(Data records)
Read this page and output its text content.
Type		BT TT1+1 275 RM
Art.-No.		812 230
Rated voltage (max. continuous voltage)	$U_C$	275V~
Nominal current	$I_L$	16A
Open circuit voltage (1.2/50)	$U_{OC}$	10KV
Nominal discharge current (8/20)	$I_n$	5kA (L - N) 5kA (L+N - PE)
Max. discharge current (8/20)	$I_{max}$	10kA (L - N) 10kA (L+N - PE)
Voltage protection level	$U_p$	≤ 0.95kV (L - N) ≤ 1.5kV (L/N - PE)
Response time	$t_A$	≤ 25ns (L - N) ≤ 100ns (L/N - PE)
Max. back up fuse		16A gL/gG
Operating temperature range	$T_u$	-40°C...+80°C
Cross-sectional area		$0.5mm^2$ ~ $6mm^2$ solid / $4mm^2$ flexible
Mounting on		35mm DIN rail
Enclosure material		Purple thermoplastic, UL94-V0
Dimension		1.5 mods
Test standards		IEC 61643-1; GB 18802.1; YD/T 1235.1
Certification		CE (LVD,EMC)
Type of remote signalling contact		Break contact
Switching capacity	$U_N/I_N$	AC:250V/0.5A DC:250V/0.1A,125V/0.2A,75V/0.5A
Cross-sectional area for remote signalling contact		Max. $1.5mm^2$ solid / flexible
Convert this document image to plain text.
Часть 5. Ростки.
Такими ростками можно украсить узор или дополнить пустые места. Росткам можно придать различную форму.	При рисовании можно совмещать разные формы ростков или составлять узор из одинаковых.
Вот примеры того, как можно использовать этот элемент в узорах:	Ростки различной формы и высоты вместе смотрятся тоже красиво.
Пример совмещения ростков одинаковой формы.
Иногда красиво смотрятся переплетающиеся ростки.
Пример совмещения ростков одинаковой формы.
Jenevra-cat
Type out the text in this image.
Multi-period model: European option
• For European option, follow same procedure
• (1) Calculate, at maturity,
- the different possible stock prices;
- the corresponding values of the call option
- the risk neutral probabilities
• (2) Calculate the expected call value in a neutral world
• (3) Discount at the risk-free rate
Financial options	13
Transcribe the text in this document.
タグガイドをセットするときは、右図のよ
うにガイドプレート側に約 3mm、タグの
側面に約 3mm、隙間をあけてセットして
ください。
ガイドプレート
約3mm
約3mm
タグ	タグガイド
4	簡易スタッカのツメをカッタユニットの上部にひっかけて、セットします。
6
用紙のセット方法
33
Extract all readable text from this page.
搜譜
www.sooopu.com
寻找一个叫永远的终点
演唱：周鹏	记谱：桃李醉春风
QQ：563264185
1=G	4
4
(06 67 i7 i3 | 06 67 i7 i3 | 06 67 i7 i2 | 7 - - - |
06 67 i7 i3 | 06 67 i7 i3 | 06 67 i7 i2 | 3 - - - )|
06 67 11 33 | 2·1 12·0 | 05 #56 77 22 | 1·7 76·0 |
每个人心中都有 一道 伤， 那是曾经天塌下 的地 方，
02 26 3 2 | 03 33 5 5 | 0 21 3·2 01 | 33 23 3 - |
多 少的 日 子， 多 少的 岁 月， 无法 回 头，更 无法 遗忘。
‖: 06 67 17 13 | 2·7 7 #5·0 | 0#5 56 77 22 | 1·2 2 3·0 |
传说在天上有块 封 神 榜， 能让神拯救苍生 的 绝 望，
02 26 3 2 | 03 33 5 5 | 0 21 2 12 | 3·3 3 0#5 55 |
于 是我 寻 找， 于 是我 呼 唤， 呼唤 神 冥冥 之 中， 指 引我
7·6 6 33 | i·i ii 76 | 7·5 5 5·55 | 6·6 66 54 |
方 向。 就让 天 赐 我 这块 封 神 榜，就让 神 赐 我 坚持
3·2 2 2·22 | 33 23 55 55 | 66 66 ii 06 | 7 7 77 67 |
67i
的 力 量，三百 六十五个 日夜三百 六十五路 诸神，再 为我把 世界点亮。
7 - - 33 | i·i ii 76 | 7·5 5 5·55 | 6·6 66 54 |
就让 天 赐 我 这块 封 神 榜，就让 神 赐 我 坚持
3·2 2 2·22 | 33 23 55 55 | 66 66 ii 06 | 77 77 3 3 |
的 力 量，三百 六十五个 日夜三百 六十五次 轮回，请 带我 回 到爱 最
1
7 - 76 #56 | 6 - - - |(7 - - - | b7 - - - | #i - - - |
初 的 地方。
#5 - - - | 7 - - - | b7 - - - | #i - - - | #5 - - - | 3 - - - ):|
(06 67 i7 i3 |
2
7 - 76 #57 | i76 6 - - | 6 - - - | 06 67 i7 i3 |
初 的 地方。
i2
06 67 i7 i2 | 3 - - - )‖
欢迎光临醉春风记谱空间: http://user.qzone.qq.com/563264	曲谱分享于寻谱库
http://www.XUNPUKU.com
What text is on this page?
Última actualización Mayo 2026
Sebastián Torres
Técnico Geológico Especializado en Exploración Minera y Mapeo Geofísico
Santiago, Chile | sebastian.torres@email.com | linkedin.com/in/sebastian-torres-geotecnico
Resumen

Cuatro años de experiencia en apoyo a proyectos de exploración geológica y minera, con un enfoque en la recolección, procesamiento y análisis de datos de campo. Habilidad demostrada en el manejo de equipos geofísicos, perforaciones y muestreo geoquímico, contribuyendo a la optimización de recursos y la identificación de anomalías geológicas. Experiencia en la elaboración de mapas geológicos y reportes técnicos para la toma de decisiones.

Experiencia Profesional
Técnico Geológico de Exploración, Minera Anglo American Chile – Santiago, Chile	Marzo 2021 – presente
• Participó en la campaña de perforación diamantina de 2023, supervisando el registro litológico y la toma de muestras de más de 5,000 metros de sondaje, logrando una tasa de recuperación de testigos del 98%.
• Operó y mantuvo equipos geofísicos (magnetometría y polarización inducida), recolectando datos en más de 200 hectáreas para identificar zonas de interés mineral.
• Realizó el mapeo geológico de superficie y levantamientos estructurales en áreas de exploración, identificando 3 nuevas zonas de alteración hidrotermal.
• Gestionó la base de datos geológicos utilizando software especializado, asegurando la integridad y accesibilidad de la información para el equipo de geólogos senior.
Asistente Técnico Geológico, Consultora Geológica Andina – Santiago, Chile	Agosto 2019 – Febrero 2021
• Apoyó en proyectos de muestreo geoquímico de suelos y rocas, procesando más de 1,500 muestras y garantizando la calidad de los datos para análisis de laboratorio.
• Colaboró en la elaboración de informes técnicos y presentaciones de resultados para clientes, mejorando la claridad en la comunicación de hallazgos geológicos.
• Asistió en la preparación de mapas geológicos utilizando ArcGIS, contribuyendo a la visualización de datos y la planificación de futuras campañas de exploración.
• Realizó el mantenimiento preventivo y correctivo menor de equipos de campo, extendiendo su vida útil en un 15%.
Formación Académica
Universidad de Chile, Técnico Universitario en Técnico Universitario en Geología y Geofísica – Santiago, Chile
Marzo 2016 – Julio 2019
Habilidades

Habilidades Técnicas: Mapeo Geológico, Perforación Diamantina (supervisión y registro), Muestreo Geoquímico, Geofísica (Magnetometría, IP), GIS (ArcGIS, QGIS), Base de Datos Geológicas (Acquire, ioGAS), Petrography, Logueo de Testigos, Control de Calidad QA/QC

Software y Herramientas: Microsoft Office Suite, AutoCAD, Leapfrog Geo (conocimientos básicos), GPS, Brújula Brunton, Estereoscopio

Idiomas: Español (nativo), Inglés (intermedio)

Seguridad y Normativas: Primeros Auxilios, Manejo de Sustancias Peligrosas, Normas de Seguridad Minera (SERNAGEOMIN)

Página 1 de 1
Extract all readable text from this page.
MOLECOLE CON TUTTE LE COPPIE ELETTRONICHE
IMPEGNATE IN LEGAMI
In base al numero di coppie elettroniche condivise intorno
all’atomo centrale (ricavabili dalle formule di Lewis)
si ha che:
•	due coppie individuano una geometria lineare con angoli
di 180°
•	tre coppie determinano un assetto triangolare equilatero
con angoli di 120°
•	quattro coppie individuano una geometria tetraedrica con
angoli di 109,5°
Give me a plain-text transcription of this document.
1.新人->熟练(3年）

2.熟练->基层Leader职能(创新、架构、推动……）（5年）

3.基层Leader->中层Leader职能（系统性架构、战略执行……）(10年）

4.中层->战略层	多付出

### Instructions to follow
Locate each line containing the string "flexible" and show it.

### The reply
Cross-sectional area		$0.5mm^2$ ~ $6mm^2$ solid / $4mm^2$ flexible
Cross-sectional area for remote signalling contact		Max. $1.5mm^2$ solid / flexible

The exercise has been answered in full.